(Work to do) The answer is one number: how many lines hold the string "following".

— BEGIN Given records —

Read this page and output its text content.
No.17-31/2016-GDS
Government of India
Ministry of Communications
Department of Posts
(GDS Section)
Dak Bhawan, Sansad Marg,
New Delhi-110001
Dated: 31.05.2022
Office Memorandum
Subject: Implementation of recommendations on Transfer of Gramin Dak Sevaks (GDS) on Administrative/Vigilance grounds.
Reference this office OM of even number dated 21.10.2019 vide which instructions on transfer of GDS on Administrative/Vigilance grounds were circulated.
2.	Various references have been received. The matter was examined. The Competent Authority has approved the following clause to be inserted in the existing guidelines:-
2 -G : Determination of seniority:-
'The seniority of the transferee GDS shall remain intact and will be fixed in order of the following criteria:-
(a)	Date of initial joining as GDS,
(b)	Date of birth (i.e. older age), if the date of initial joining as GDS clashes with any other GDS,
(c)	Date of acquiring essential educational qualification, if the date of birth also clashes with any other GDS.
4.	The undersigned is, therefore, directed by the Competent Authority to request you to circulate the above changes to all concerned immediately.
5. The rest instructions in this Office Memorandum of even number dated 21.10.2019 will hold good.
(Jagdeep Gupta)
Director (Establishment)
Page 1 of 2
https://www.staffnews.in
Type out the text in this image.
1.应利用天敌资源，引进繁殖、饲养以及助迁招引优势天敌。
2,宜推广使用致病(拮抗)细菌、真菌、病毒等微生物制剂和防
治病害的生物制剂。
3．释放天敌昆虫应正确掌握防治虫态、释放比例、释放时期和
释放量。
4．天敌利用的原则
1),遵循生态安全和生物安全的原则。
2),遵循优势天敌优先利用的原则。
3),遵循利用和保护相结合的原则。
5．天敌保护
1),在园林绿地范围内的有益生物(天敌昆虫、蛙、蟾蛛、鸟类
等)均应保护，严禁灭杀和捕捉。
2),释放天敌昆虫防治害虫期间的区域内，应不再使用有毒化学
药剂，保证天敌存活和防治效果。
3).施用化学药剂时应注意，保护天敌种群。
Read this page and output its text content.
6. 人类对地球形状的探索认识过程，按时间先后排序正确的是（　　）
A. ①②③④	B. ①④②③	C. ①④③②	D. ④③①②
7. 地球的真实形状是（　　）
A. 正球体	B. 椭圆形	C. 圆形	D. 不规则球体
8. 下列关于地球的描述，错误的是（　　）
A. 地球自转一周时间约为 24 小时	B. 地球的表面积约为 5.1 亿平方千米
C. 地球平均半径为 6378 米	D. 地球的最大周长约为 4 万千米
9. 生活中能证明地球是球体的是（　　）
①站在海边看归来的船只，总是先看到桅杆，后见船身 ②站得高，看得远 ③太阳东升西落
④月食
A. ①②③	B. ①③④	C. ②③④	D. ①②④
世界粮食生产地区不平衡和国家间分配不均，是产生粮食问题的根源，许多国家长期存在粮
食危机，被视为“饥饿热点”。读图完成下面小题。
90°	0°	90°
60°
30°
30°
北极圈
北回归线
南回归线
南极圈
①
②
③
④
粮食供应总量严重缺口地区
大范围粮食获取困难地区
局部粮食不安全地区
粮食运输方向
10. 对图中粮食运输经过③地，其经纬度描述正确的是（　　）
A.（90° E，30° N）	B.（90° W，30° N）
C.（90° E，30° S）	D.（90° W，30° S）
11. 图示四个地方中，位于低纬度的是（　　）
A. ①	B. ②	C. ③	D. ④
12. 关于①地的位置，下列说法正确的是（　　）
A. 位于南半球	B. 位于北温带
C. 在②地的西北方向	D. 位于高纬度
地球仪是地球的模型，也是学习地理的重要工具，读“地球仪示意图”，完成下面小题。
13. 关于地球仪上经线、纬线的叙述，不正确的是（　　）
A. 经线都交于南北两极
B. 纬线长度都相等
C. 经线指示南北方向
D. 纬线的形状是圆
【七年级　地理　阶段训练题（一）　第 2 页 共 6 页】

— END Given records —

(Response to the exercise) 2